Written task:
Search the listing below for "chọn". Copy each matching line.
= = = =
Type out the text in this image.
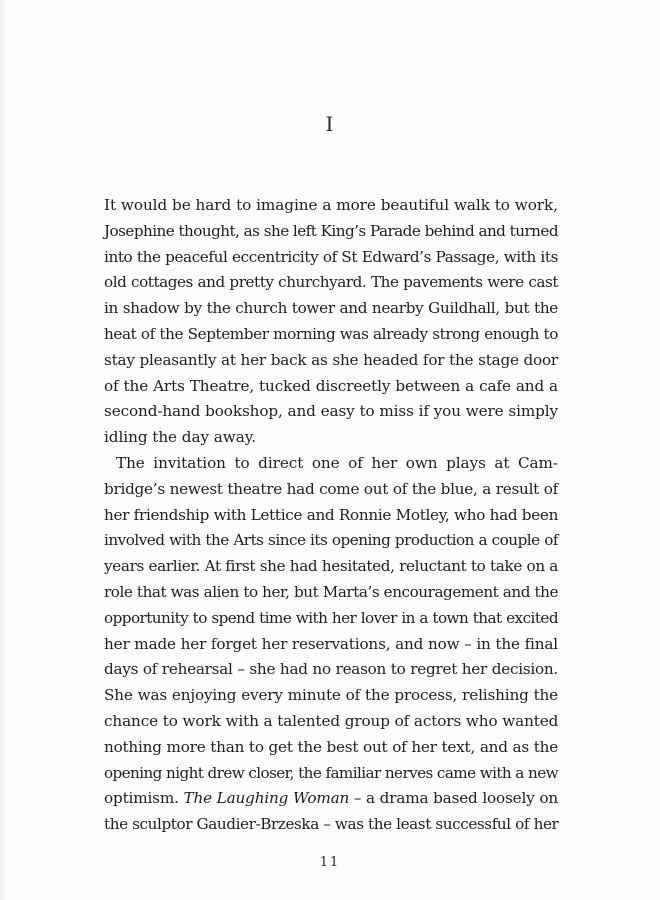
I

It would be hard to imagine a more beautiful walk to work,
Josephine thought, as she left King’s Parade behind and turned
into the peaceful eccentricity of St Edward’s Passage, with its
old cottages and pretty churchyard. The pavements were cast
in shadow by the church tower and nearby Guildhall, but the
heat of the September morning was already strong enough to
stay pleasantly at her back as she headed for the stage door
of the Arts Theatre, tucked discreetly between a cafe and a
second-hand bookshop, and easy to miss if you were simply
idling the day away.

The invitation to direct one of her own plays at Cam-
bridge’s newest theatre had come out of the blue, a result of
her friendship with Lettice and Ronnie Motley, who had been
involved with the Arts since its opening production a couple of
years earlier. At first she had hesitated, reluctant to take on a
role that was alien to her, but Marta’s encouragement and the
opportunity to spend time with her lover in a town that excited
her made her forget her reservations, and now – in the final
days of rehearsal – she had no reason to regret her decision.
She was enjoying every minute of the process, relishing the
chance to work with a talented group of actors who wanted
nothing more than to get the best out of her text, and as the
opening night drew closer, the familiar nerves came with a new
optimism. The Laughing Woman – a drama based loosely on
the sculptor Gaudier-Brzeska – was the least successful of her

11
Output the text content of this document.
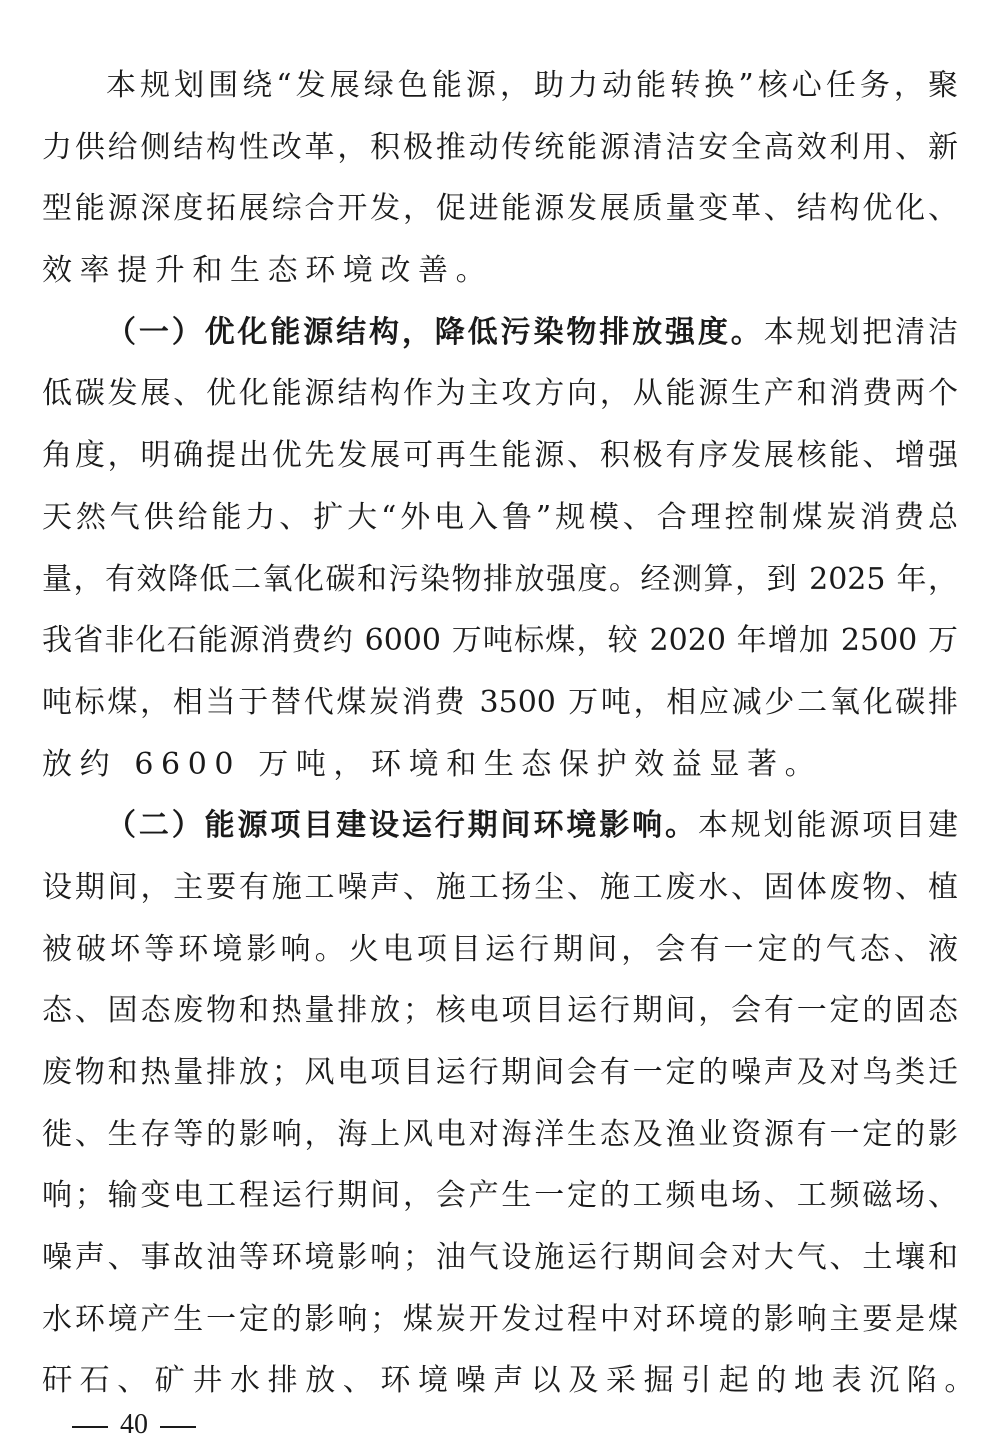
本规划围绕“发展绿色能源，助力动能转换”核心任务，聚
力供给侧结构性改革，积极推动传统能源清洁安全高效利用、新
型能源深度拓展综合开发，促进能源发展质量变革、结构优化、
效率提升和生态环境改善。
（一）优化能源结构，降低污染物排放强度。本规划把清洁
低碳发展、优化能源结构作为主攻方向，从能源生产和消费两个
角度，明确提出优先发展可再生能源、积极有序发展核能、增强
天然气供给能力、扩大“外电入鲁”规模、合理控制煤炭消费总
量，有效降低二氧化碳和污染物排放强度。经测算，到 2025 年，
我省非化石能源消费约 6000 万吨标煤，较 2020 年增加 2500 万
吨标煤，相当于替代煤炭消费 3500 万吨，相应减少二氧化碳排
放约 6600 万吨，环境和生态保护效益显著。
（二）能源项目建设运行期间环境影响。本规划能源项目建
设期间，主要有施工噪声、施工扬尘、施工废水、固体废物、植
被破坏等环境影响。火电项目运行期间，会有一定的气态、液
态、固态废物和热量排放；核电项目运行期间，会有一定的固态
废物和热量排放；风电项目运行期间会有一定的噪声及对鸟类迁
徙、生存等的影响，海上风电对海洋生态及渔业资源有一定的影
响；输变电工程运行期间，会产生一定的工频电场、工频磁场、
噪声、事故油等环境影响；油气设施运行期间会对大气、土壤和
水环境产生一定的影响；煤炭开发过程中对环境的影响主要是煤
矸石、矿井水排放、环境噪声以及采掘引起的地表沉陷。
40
= = = =
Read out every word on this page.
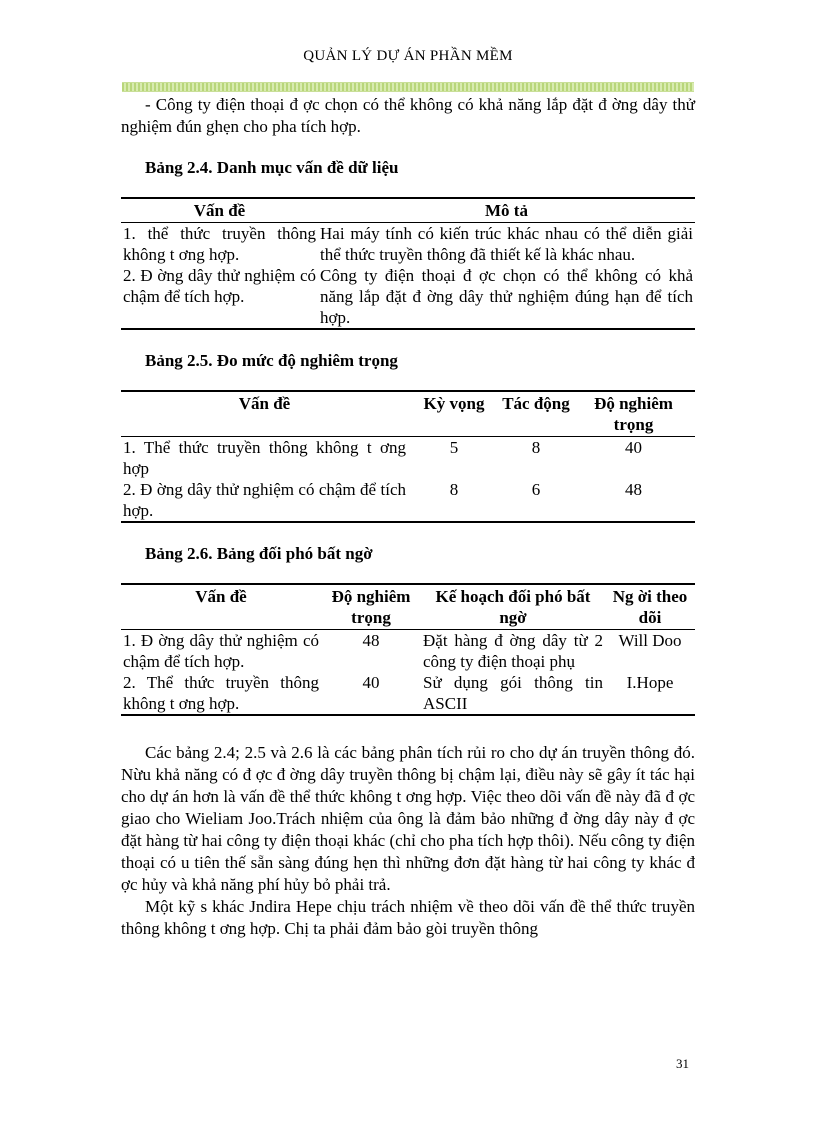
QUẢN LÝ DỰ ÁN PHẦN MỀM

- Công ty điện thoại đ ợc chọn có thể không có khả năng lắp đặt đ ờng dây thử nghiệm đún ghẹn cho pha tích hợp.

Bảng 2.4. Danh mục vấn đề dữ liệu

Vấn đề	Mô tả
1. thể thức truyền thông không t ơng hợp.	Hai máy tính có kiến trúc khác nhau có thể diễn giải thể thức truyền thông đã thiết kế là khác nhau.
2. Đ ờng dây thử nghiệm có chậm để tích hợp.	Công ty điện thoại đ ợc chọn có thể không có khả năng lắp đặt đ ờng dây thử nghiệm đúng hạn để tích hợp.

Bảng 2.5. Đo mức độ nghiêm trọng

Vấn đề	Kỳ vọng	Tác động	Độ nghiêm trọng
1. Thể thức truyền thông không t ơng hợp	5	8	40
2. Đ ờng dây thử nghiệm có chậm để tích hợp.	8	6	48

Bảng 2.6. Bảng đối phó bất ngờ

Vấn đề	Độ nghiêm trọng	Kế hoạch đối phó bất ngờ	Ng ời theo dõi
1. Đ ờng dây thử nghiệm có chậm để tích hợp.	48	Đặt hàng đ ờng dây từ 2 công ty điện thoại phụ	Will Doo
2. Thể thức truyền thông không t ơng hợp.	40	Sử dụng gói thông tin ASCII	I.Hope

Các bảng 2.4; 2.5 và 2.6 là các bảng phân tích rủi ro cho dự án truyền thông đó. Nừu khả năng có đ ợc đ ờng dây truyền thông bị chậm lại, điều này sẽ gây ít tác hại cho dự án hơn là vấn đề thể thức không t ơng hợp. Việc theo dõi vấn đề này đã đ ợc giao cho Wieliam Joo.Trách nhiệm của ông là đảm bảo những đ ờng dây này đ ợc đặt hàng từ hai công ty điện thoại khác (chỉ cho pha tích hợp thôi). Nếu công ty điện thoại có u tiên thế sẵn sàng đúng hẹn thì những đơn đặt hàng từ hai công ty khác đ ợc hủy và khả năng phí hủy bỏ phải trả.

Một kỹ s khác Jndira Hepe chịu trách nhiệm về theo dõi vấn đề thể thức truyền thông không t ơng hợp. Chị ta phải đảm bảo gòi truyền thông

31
= = = =
Completed task:
- Công ty điện thoại đ ợc chọn có thể không có khả năng lắp đặt đ ờng dây thử nghiệm đún ghẹn cho pha tích hợp.
2. Đ ờng dây thử nghiệm có chậm để tích hợp.	Công ty điện thoại đ ợc chọn có thể không có khả năng lắp đặt đ ờng dây thử nghiệm đúng hạn để tích hợp.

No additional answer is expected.